▸ **Exercise objective**:
Without the images, output each record below as it stands.

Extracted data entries
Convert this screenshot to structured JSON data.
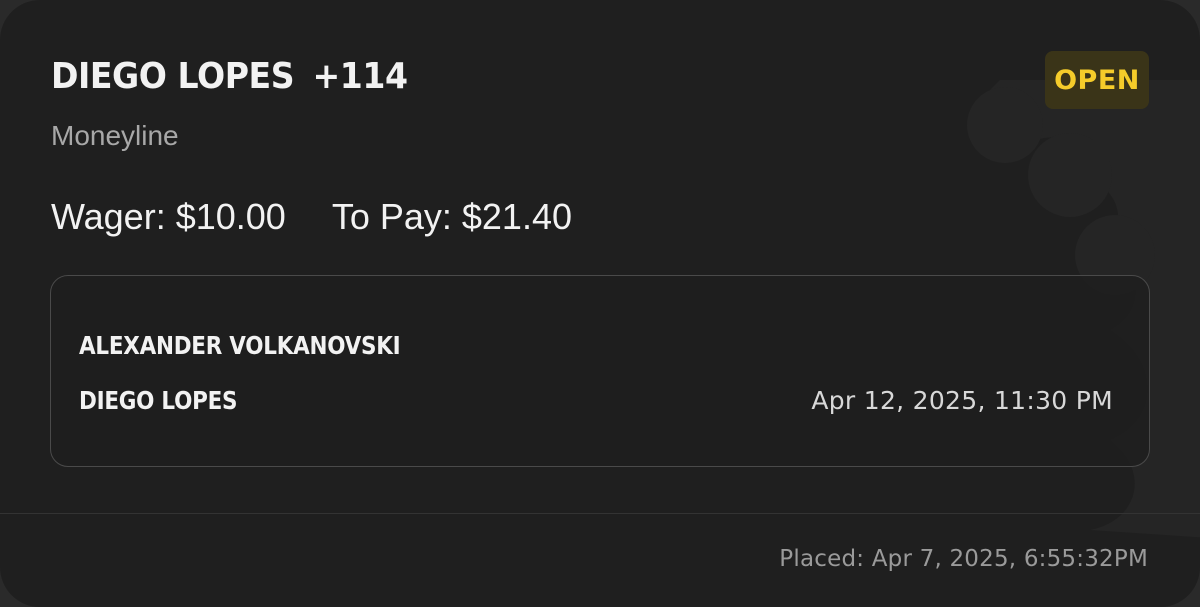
{
  "bet": {
    "selection": "DIEGO LOPES",
    "odds": "+114",
    "type": "Moneyline",
    "status": "OPEN",
    "wager_label": "Wager: $10.00",
    "to_pay_label": "To Pay: $21.40"
  },
  "event": {
    "fighter_1": "ALEXANDER VOLKANOVSKI",
    "fighter_2": "DIEGO LOPES",
    "datetime": "Apr 12, 2025, 11:30 PM"
  },
  "footer": {
    "placed": "Placed: Apr 7, 2025, 6:55:32PM"
  },
  "colors": {
    "background": "#1f1f1f",
    "status_text": "#f5cc2a",
    "status_bg": "#3a3418"
  },
  "icons": {
    "watermark": "brand-logo-watermark"
  }
}
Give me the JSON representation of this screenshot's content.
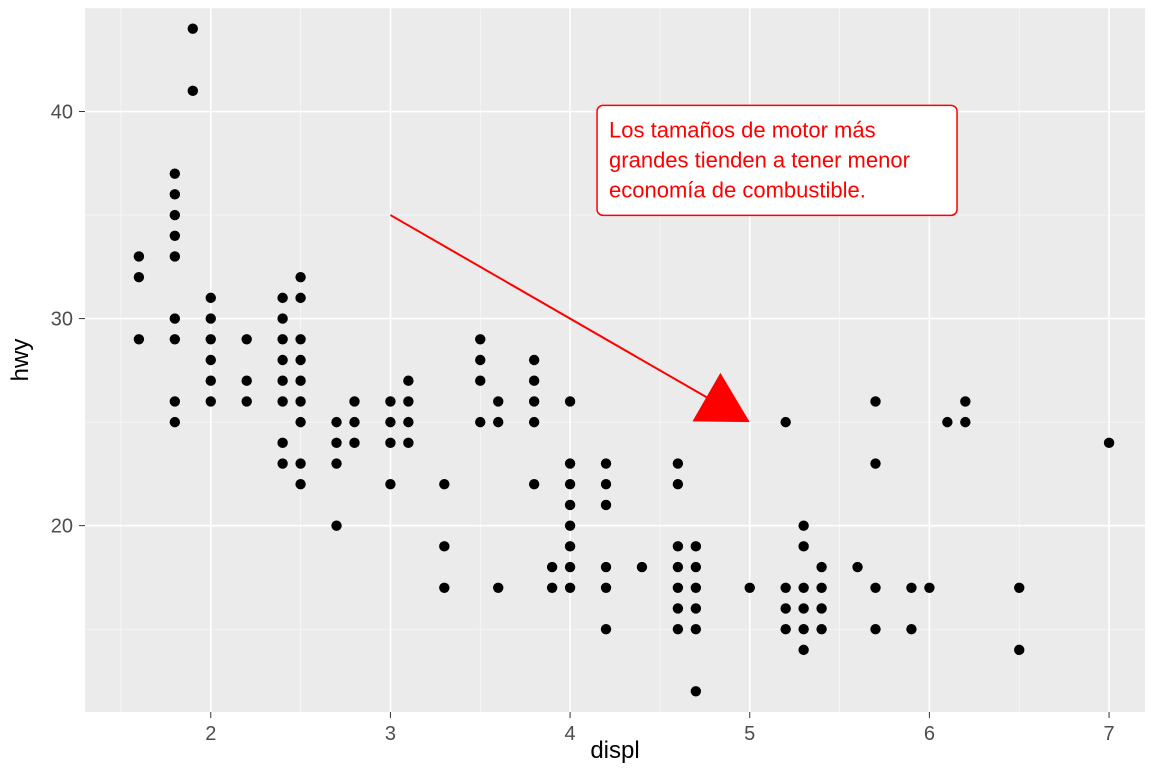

▸ **Exercise response**:
Convert this screenshot to structured JSON data.
{
  "bet": {
    "selection": "DIEGO LOPES",
    "odds": "+114",
    "type": "Moneyline",
    "status": "OPEN",
    "wager_label": "Wager: $10.00",
    "to_pay_label": "To Pay: $21.40"
  },
  "event": {
    "fighter_1": "ALEXANDER VOLKANOVSKI",
    "fighter_2": "DIEGO LOPES",
    "datetime": "Apr 12, 2025, 11:30 PM"
  },
  "footer": {
    "placed": "Placed: Apr 7, 2025, 6:55:32PM"
  },
  "colors": {
    "background": "#1f1f1f",
    "status_text": "#f5cc2a",
    "status_bg": "#3a3418"
  },
  "icons": {
    "watermark": "brand-logo-watermark"
  }
}
Give me the JSON representation of this screenshot's content.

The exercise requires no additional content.